[start Data]

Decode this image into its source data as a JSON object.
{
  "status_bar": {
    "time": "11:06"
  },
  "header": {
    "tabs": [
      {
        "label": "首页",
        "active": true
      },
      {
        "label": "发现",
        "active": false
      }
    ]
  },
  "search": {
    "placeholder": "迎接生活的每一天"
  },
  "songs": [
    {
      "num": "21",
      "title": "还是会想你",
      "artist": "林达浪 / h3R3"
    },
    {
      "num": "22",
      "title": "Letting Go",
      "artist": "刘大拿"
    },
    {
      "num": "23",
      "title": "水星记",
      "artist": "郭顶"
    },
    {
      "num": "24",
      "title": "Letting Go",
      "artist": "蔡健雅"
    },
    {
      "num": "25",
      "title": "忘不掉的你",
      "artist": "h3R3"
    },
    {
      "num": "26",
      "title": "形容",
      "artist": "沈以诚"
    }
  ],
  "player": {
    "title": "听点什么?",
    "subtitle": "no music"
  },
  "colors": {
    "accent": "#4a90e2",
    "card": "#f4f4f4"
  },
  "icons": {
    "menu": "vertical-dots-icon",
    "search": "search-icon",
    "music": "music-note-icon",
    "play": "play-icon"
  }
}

[end Data]

Set task: Print every entry exactly as it appears.

Answer for the task:
Decode this image into its source data as a JSON object.
{
  "status_bar": {
    "time": "11:06"
  },
  "header": {
    "tabs": [
      {
        "label": "首页",
        "active": true
      },
      {
        "label": "发现",
        "active": false
      }
    ]
  },
  "search": {
    "placeholder": "迎接生活的每一天"
  },
  "songs": [
    {
      "num": "21",
      "title": "还是会想你",
      "artist": "林达浪 / h3R3"
    },
    {
      "num": "22",
      "title": "Letting Go",
      "artist": "刘大拿"
    },
    {
      "num": "23",
      "title": "水星记",
      "artist": "郭顶"
    },
    {
      "num": "24",
      "title": "Letting Go",
      "artist": "蔡健雅"
    },
    {
      "num": "25",
      "title": "忘不掉的你",
      "artist": "h3R3"
    },
    {
      "num": "26",
      "title": "形容",
      "artist": "沈以诚"
    }
  ],
  "player": {
    "title": "听点什么?",
    "subtitle": "no music"
  },
  "colors": {
    "accent": "#4a90e2",
    "card": "#f4f4f4"
  },
  "icons": {
    "menu": "vertical-dots-icon",
    "search": "search-icon",
    "music": "music-note-icon",
    "play": "play-icon"
  }
}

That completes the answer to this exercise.